[Figure contents as structured data]
----------------

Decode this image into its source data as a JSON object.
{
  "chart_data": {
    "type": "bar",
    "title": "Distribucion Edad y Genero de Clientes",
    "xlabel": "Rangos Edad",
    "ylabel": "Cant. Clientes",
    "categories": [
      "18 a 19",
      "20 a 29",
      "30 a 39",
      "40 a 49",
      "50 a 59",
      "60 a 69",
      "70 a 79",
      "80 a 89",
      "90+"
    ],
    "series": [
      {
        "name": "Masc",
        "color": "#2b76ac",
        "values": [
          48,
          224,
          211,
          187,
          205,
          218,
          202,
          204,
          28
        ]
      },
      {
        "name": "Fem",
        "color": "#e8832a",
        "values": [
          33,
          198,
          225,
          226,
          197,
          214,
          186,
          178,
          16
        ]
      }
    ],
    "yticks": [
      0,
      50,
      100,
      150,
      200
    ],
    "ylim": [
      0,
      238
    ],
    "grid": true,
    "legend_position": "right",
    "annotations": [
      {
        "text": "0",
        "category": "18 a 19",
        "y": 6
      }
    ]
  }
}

----------------

Take the lines above and print them exactly.

Expected answer:
Decode this image into its source data as a JSON object.
{
  "chart_data": {
    "type": "bar",
    "title": "Distribucion Edad y Genero de Clientes",
    "xlabel": "Rangos Edad",
    "ylabel": "Cant. Clientes",
    "categories": [
      "18 a 19",
      "20 a 29",
      "30 a 39",
      "40 a 49",
      "50 a 59",
      "60 a 69",
      "70 a 79",
      "80 a 89",
      "90+"
    ],
    "series": [
      {
        "name": "Masc",
        "color": "#2b76ac",
        "values": [
          48,
          224,
          211,
          187,
          205,
          218,
          202,
          204,
          28
        ]
      },
      {
        "name": "Fem",
        "color": "#e8832a",
        "values": [
          33,
          198,
          225,
          226,
          197,
          214,
          186,
          178,
          16
        ]
      }
    ],
    "yticks": [
      0,
      50,
      100,
      150,
      200
    ],
    "ylim": [
      0,
      238
    ],
    "grid": true,
    "legend_position": "right",
    "annotations": [
      {
        "text": "0",
        "category": "18 a 19",
        "y": 6
      }
    ]
  }
}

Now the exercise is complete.